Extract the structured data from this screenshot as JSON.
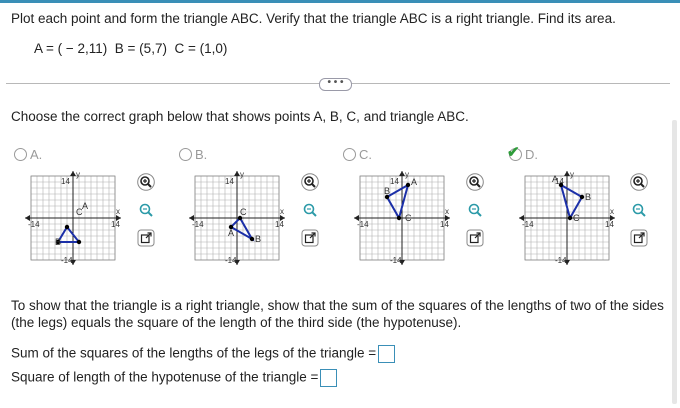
{
  "problem": {
    "prompt": "Plot each point and form the triangle ABC.  Verify that the triangle ABC is a right triangle.  Find its area.",
    "points": "A = ( − 2,11)  B = (5,7)  C = (1,0)"
  },
  "more_button": "• • •",
  "question": "Choose the correct graph below that shows points A, B, C, and triangle ABC.",
  "options": [
    {
      "letter": "A.",
      "selected": false
    },
    {
      "letter": "B.",
      "selected": false
    },
    {
      "letter": "C.",
      "selected": false
    },
    {
      "letter": "D.",
      "selected": true
    }
  ],
  "graph_labels": {
    "neg": "-14",
    "pos": "14",
    "y": "y",
    "x": "x",
    "ntop": "14",
    "nbot": "-14"
  },
  "vertex_labels": {
    "a": "A",
    "b": "B",
    "c": "C"
  },
  "instructions": "To show that the triangle is a right triangle, show that the sum of the squares of the lengths of two of the sides (the legs) equals the square of the length of the third side (the hypotenuse).",
  "answers": {
    "legs_label": "Sum of the squares of the lengths of the legs of the triangle =",
    "hyp_label": "Square of length of the hypotenuse of the triangle ="
  },
  "icons": [
    "zoom-in-icon",
    "zoom-out-icon",
    "expand-icon"
  ],
  "colors": {
    "triangle": "#1b2fa8",
    "grid": "#9a9a9a",
    "check": "#2e9b3a",
    "accent": "#3a8fb7"
  }
}
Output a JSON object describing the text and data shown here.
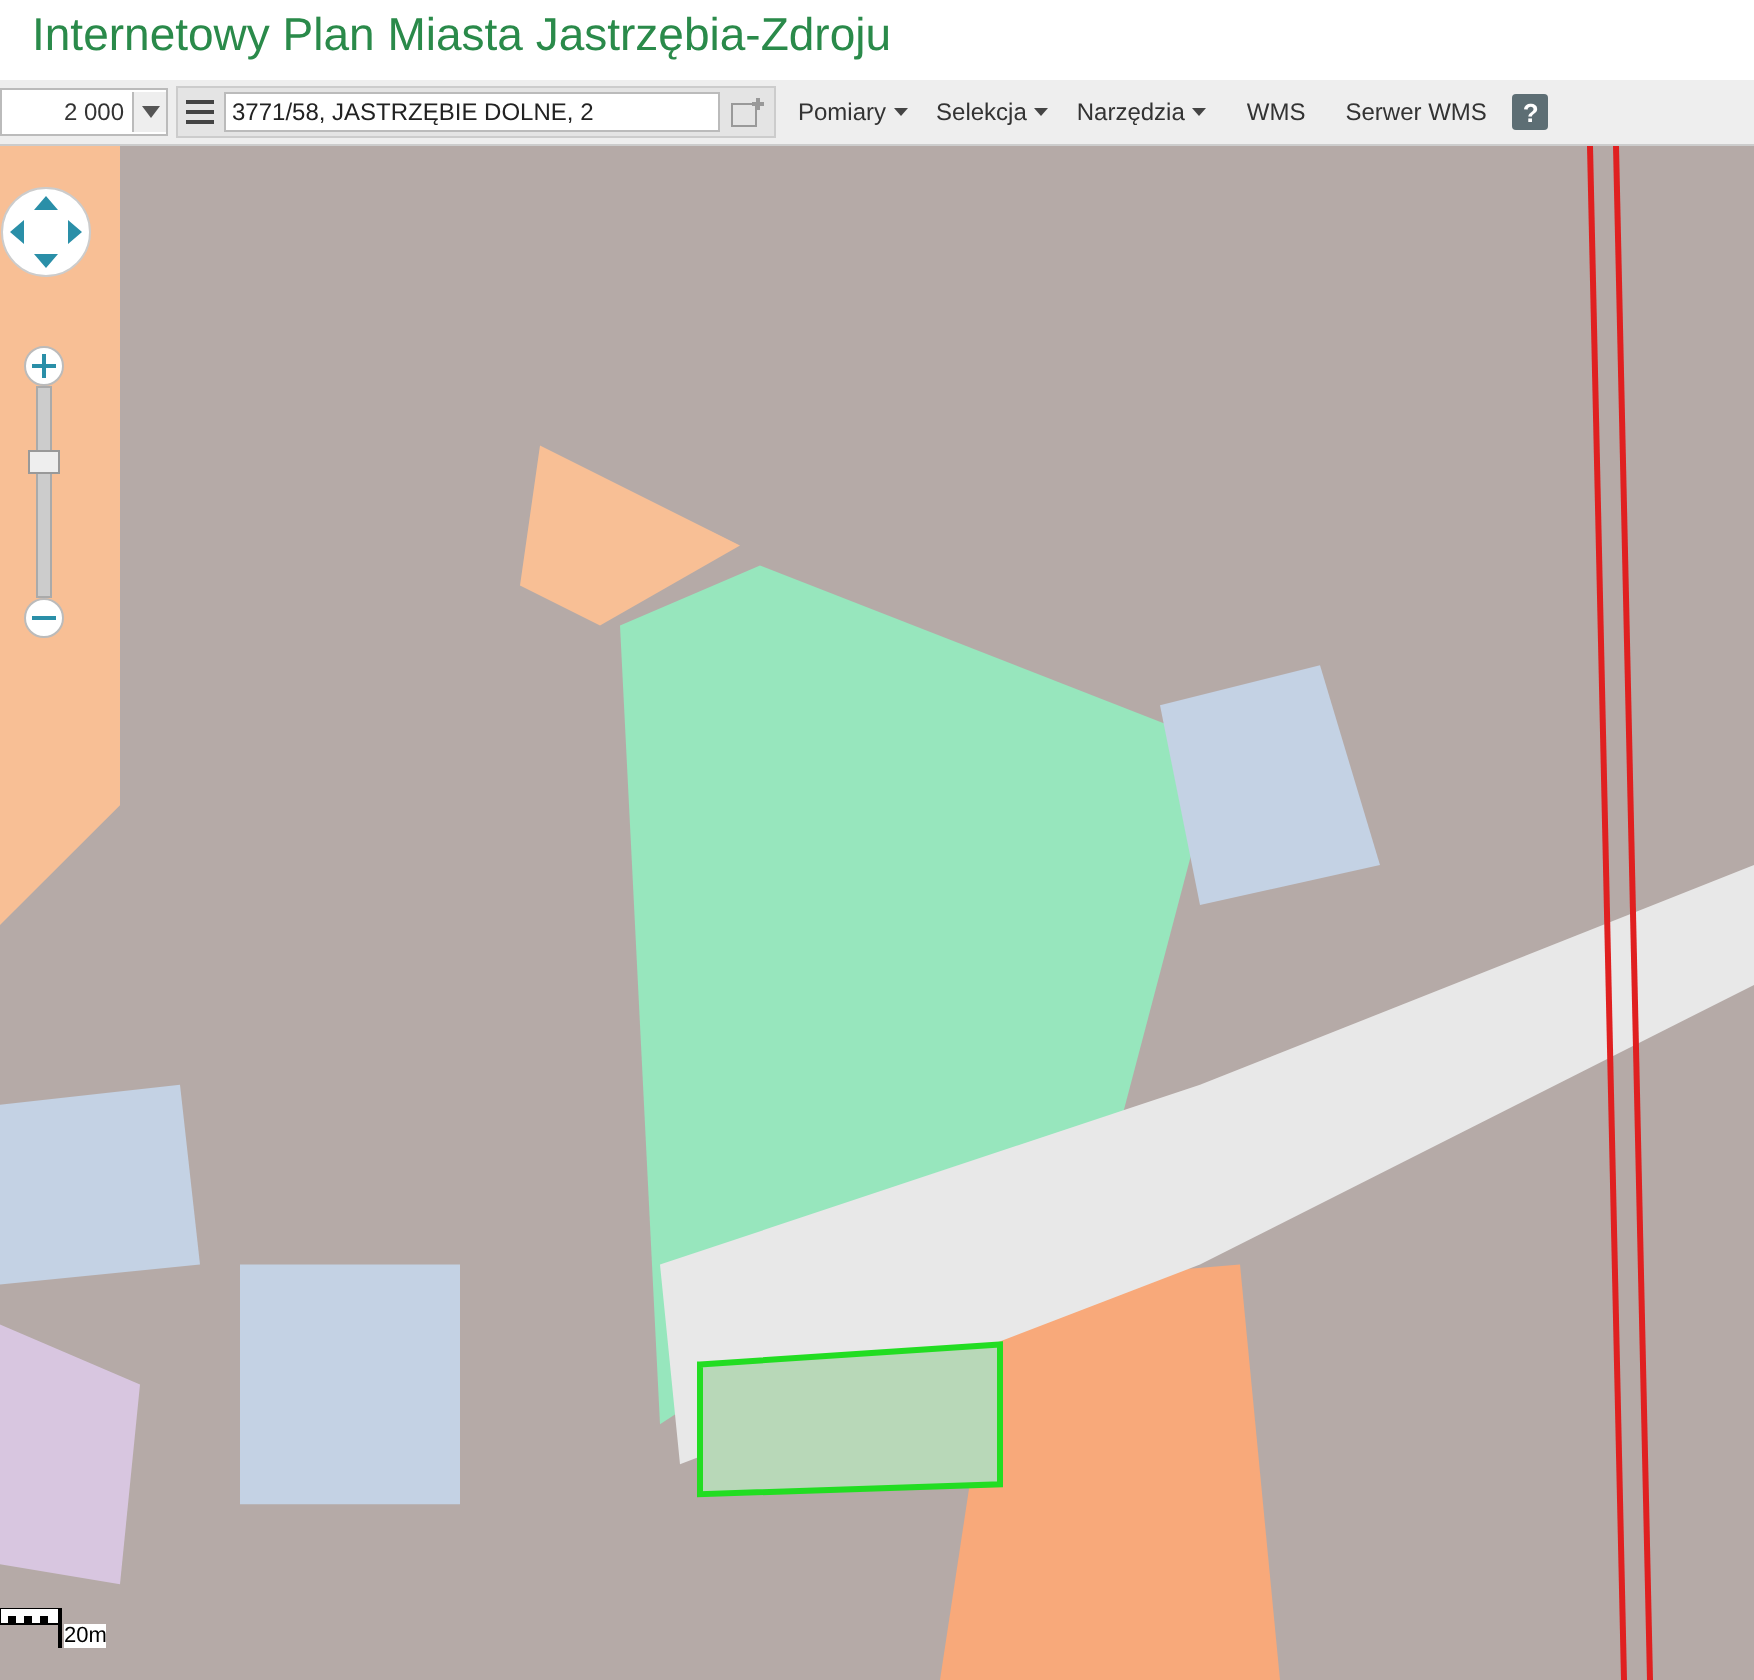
{
  "title": "Internetowy Plan Miasta Jastrzębia-Zdroju",
  "toolbar": {
    "scale": "2 000",
    "search": {
      "value": "3771/58, JASTRZĘBIE DOLNE, 2"
    },
    "menus": [
      {
        "label": "Pomiary",
        "kind": "dropdown"
      },
      {
        "label": "Selekcja",
        "kind": "dropdown"
      },
      {
        "label": "Narzędzia",
        "kind": "dropdown"
      },
      {
        "label": "WMS",
        "kind": "link"
      },
      {
        "label": "Serwer WMS",
        "kind": "link"
      }
    ],
    "help": "?"
  },
  "map": {
    "zoom_slider": {
      "level": 0.63
    },
    "scale_bar": {
      "label": "20m"
    }
  }
}
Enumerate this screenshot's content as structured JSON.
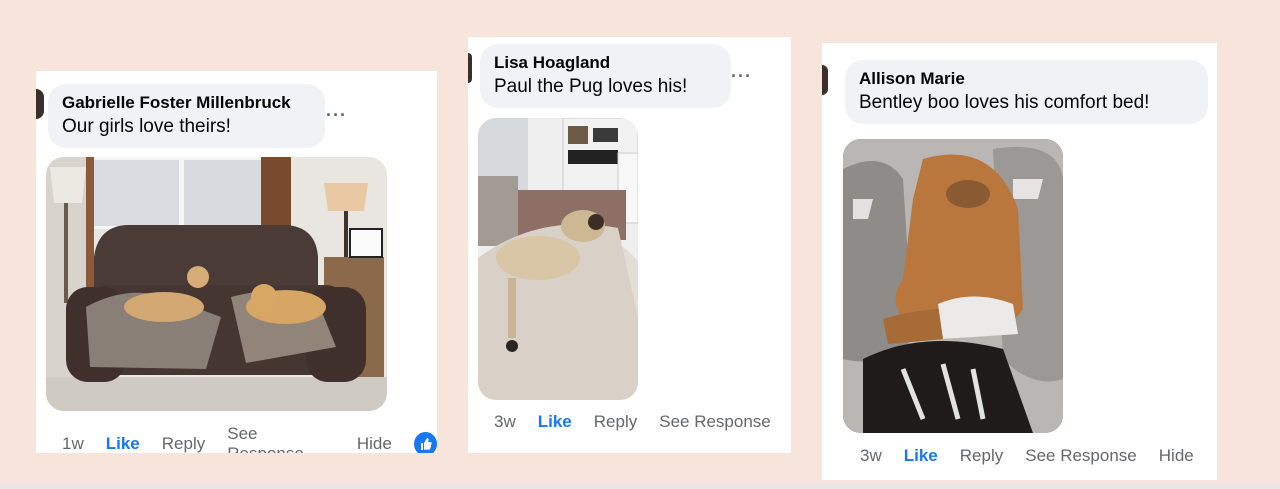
{
  "comments": [
    {
      "author": "Gabrielle Foster Millenbruck",
      "text": "Our girls love theirs!",
      "more": "···",
      "time": "1w",
      "like": "Like",
      "reply": "Reply",
      "see_response": "See Response",
      "hide": "Hide",
      "reaction_icon": "thumbs-up-icon",
      "photo": "two dogs on a brown leather sofa"
    },
    {
      "author": "Lisa Hoagland",
      "text": "Paul the Pug loves his!",
      "more": "···",
      "time": "3w",
      "like": "Like",
      "reply": "Reply",
      "see_response": "See Response",
      "photo": "pug asleep on a fluffy bed"
    },
    {
      "author": "Allison Marie",
      "text": "Bentley boo loves his comfort bed!",
      "time": "3w",
      "like": "Like",
      "reply": "Reply",
      "see_response": "See Response",
      "hide": "Hide",
      "photo": "brown dog sleeping on a faux fur bed"
    }
  ],
  "colors": {
    "background": "#f7e5dc",
    "bubble": "#f0f2f5",
    "like_blue": "#1877f2",
    "muted_text": "#65676b"
  }
}
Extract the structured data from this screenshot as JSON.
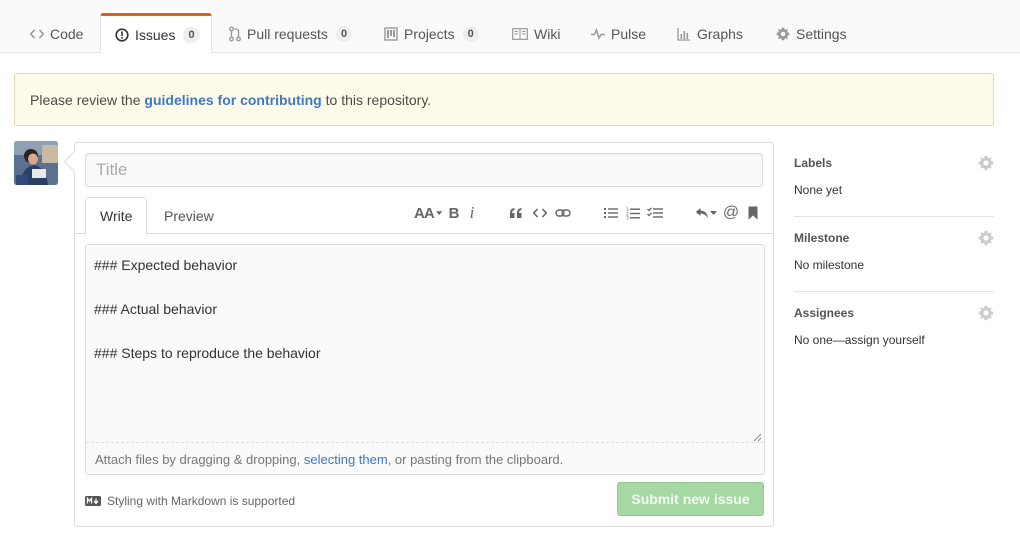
{
  "tabs": [
    {
      "label": "Code",
      "icon": "code-icon"
    },
    {
      "label": "Issues",
      "icon": "issue-icon",
      "counter": "0",
      "selected": true
    },
    {
      "label": "Pull requests",
      "icon": "pull-request-icon",
      "counter": "0"
    },
    {
      "label": "Projects",
      "icon": "project-icon",
      "counter": "0"
    },
    {
      "label": "Wiki",
      "icon": "book-icon"
    },
    {
      "label": "Pulse",
      "icon": "pulse-icon"
    },
    {
      "label": "Graphs",
      "icon": "graph-icon"
    },
    {
      "label": "Settings",
      "icon": "gear-icon"
    }
  ],
  "flash": {
    "prefix": "Please review the ",
    "link": "guidelines for contributing",
    "suffix": " to this repository."
  },
  "composer": {
    "title_placeholder": "Title",
    "write_tab": "Write",
    "preview_tab": "Preview",
    "toolbar": {
      "heading": "AA",
      "bold": "B",
      "italic": "i",
      "mention": "@"
    },
    "body": "### Expected behavior\n\n### Actual behavior\n\n### Steps to reproduce the behavior",
    "attach_prefix": "Attach files by dragging & dropping, ",
    "attach_link": "selecting them",
    "attach_suffix": ", or pasting from the clipboard.",
    "markdown_note": "Styling with Markdown is supported",
    "submit_label": "Submit new issue"
  },
  "sidebar": {
    "labels": {
      "heading": "Labels",
      "value": "None yet"
    },
    "milestone": {
      "heading": "Milestone",
      "value": "No milestone"
    },
    "assignees": {
      "heading": "Assignees",
      "value": "No one—assign yourself"
    }
  },
  "colors": {
    "accent_tab": "#e36209",
    "link": "#4078c0",
    "flash_bg": "#fffbea",
    "submit_disabled": "#a6d8a4"
  }
}
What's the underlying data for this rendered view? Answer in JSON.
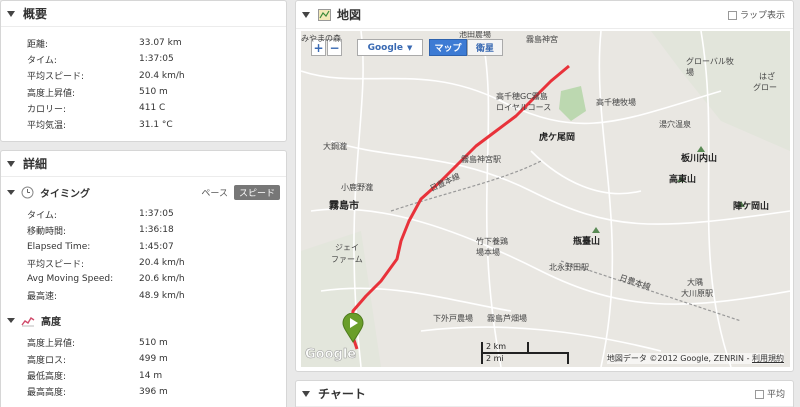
{
  "overview": {
    "title": "概要",
    "rows": [
      {
        "label": "距離:",
        "value": "33.07 km"
      },
      {
        "label": "タイム:",
        "value": "1:37:05"
      },
      {
        "label": "平均スピード:",
        "value": "20.4 km/h"
      },
      {
        "label": "高度上昇値:",
        "value": "510 m"
      },
      {
        "label": "カロリー:",
        "value": "411 C"
      },
      {
        "label": "平均気温:",
        "value": "31.1 °C"
      }
    ]
  },
  "details": {
    "title": "詳細",
    "timing": {
      "title": "タイミング",
      "pace_label": "ペース",
      "speed_label": "スピード",
      "rows": [
        {
          "label": "タイム:",
          "value": "1:37:05"
        },
        {
          "label": "移動時間:",
          "value": "1:36:18"
        },
        {
          "label": "Elapsed Time:",
          "value": "1:45:07"
        },
        {
          "label": "平均スピード:",
          "value": "20.4 km/h"
        },
        {
          "label": "Avg Moving Speed:",
          "value": "20.6 km/h"
        },
        {
          "label": "最高速:",
          "value": "48.9 km/h"
        }
      ]
    },
    "elevation": {
      "title": "高度",
      "rows": [
        {
          "label": "高度上昇値:",
          "value": "510 m"
        },
        {
          "label": "高度ロス:",
          "value": "499 m"
        },
        {
          "label": "最低高度:",
          "value": "14 m"
        },
        {
          "label": "最高高度:",
          "value": "396 m"
        }
      ]
    }
  },
  "map": {
    "title": "地図",
    "lap_label": "ラップ表示",
    "zoom_in": "+",
    "zoom_out": "−",
    "provider": "Google",
    "map_tab": "マップ",
    "satellite_tab": "衛星",
    "scale_km": "2 km",
    "scale_mi": "2 mi",
    "copyright": "地図データ ©2012 Google, ZENRIN -",
    "terms": "利用規約",
    "watermark": "Google",
    "labels": [
      "霧島神宮",
      "池田農場",
      "みやまの森",
      "グローバル牧場",
      "はざ",
      "グロー",
      "高千穂GC霧島",
      "ロイヤルコース",
      "高千穂牧場",
      "虎ケ尾岡",
      "湯穴温泉",
      "大鋼瀧",
      "板川内山",
      "霧島神宮駅",
      "高東山",
      "小鹿野瀧",
      "日豊本線",
      "霧島市",
      "陣ケ岡山",
      "ジェイ",
      "ファーム",
      "竹下養鶏",
      "場本場",
      "瓶臺山",
      "北永野田駅",
      "日豊本線",
      "大隅",
      "大川原駅",
      "下外戸農場",
      "霧島芦畑場"
    ]
  },
  "chart": {
    "title": "チャート",
    "avg_label": "平均"
  }
}
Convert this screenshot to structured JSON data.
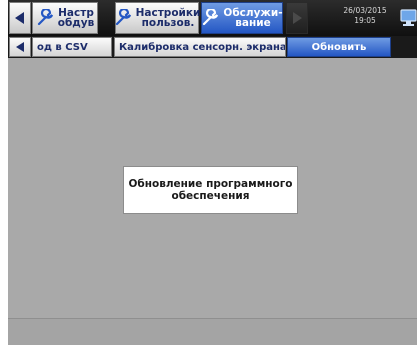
{
  "topbar": {
    "tabs": [
      {
        "label": "Настр\nобдув",
        "icon": "wrench-icon",
        "active": false
      },
      {
        "label": "Настройки\nпользов.",
        "icon": "wrench-icon",
        "active": false
      },
      {
        "label": "Обслужи-\nвание",
        "icon": "wrench-icon",
        "active": true
      }
    ],
    "date": "26/03/2015",
    "time": "19:05"
  },
  "subbar": {
    "tabs": [
      {
        "label": "од в CSV",
        "active": false
      },
      {
        "label": "Калибровка сенсорн. экрана",
        "active": false
      },
      {
        "label": "Обновить",
        "active": true
      }
    ]
  },
  "dialog": {
    "line1": "Обновление программного",
    "line2": "обеспечения"
  },
  "colors": {
    "accent": "#2457c4",
    "topbar_bg": "#141414",
    "screen_bg": "#a9a9a9",
    "label_text": "#1c2c6a"
  }
}
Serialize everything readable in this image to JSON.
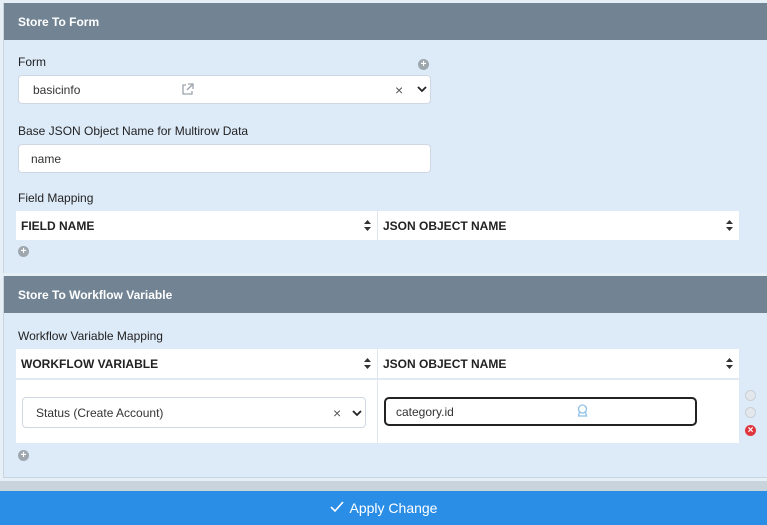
{
  "store_to_form": {
    "title": "Store To Form",
    "form_label": "Form",
    "form_value": "basicinfo",
    "base_json_label": "Base JSON Object Name for Multirow Data",
    "base_json_value": "name",
    "field_mapping_label": "Field Mapping",
    "columns": [
      "FIELD NAME",
      "JSON OBJECT NAME"
    ]
  },
  "store_to_workflow": {
    "title": "Store To Workflow Variable",
    "mapping_label": "Workflow Variable Mapping",
    "columns": [
      "WORKFLOW VARIABLE",
      "JSON OBJECT NAME"
    ],
    "rows": [
      {
        "variable": "Status (Create Account)",
        "json_object": "category.id"
      }
    ]
  },
  "apply_button": "Apply Change",
  "icons": {
    "open": "external-link-icon",
    "clear": "clear-x-icon",
    "dropdown": "chevron-down-icon",
    "add": "plus-circle-icon",
    "sort": "sort-arrows-icon",
    "up": "move-up-icon",
    "down": "move-down-icon",
    "remove": "remove-row-icon",
    "check": "check-icon"
  },
  "colors": {
    "header_bg": "#728494",
    "panel_bg": "#ddeaf8",
    "apply_bg": "#2b8ee6",
    "remove": "#e0363e"
  }
}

▸ **Task goal**:
Which lines above contain the word "points"? Copy each of them.

▸ **Reply to the exercise**:
    "points": "A = ( − 2,11)  B = (5,7)  C = (1,0)"
  "question": "Choose the correct graph below that shows points A, B, C, and triangle ABC.",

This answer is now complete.